Data supplied.
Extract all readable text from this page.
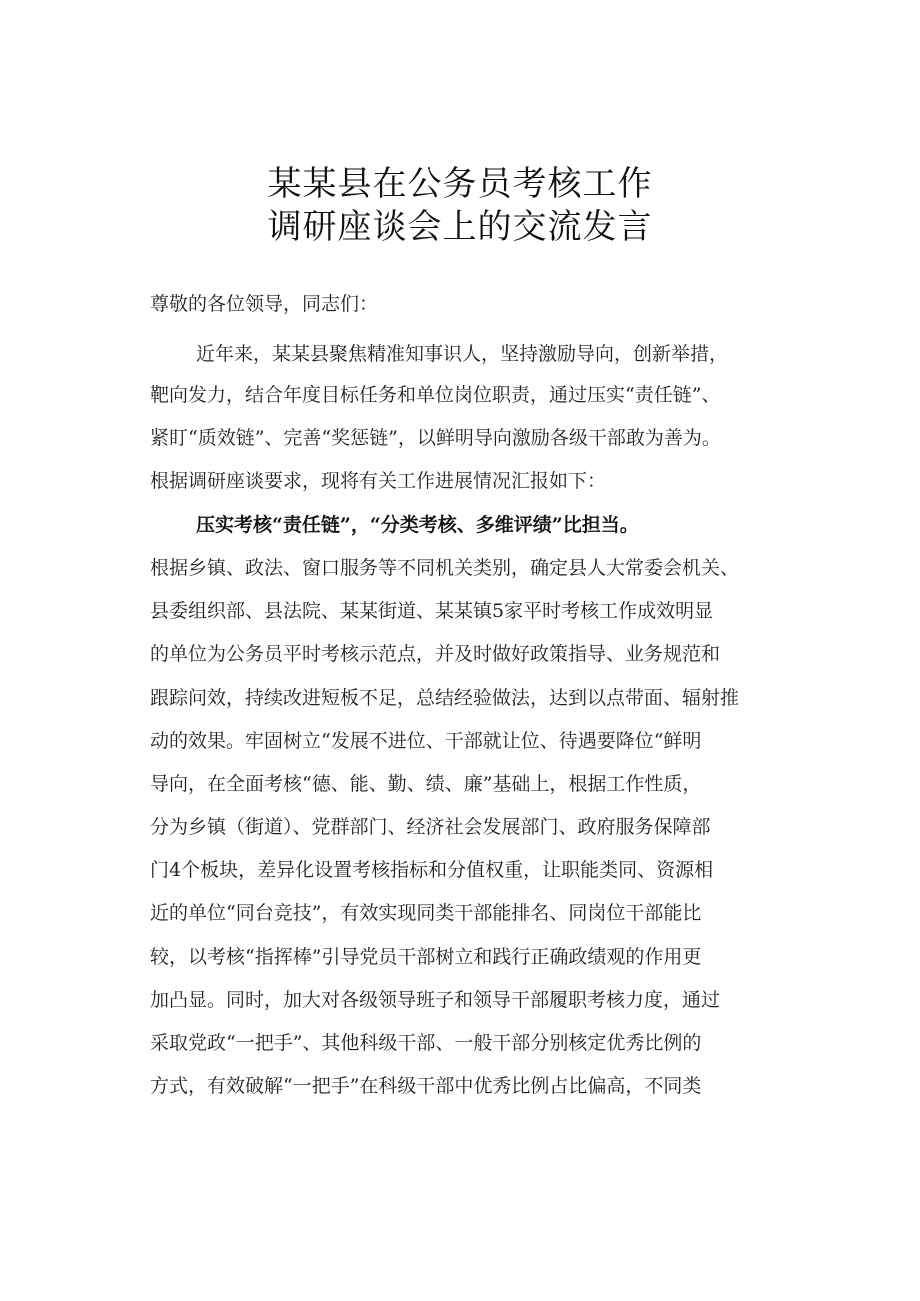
某某县在公务员考核工作
调研座谈会上的交流发言
尊敬的各位领导，同志们：
近年来，某某县聚焦精准知事识人，坚持激励导向，创新举措，
靶向发力，结合年度目标任务和单位岗位职责，通过压实“责任链”、
紧盯“质效链”、完善“奖惩链”，以鲜明导向激励各级干部敢为善为。
根据调研座谈要求，现将有关工作进展情况汇报如下：
压实考核“责任链”，“分类考核、多维评绩”比担当。
根据乡镇、政法、窗口服务等不同机关类别，确定县人大常委会机关、
县委组织部、县法院、某某街道、某某镇5家平时考核工作成效明显
的单位为公务员平时考核示范点，并及时做好政策指导、业务规范和
跟踪问效，持续改进短板不足，总结经验做法，达到以点带面、辐射推
动的效果。牢固树立“发展不进位、干部就让位、待遇要降位“鲜明
导向，在全面考核“德、能、勤、绩、廉”基础上，根据工作性质，
分为乡镇（街道）、党群部门、经济社会发展部门、政府服务保障部
门4个板块，差异化设置考核指标和分值权重，让职能类同、资源相
近的单位“同台竞技”，有效实现同类干部能排名、同岗位干部能比
较，以考核“指挥棒”引导党员干部树立和践行正确政绩观的作用更
加凸显。同时，加大对各级领导班子和领导干部履职考核力度，通过
采取党政“一把手”、其他科级干部、一般干部分别核定优秀比例的
方式，有效破解“一把手”在科级干部中优秀比例占比偏高，不同类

Brief. Set every line down exactly as written, leaving each picture out.

Solution to the exercise.
Extract all readable text from this page.
某某县在公务员考核工作
调研座谈会上的交流发言
尊敬的各位领导，同志们：
近年来，某某县聚焦精准知事识人，坚持激励导向，创新举措，
靶向发力，结合年度目标任务和单位岗位职责，通过压实“责任链”、
紧盯“质效链”、完善“奖惩链”，以鲜明导向激励各级干部敢为善为。
根据调研座谈要求，现将有关工作进展情况汇报如下：
压实考核“责任链”，“分类考核、多维评绩”比担当。
根据乡镇、政法、窗口服务等不同机关类别，确定县人大常委会机关、
县委组织部、县法院、某某街道、某某镇5家平时考核工作成效明显
的单位为公务员平时考核示范点，并及时做好政策指导、业务规范和
跟踪问效，持续改进短板不足，总结经验做法，达到以点带面、辐射推
动的效果。牢固树立“发展不进位、干部就让位、待遇要降位“鲜明
导向，在全面考核“德、能、勤、绩、廉”基础上，根据工作性质，
分为乡镇（街道）、党群部门、经济社会发展部门、政府服务保障部
门4个板块，差异化设置考核指标和分值权重，让职能类同、资源相
近的单位“同台竞技”，有效实现同类干部能排名、同岗位干部能比
较，以考核“指挥棒”引导党员干部树立和践行正确政绩观的作用更
加凸显。同时，加大对各级领导班子和领导干部履职考核力度，通过
采取党政“一把手”、其他科级干部、一般干部分别核定优秀比例的
方式，有效破解“一把手”在科级干部中优秀比例占比偏高，不同类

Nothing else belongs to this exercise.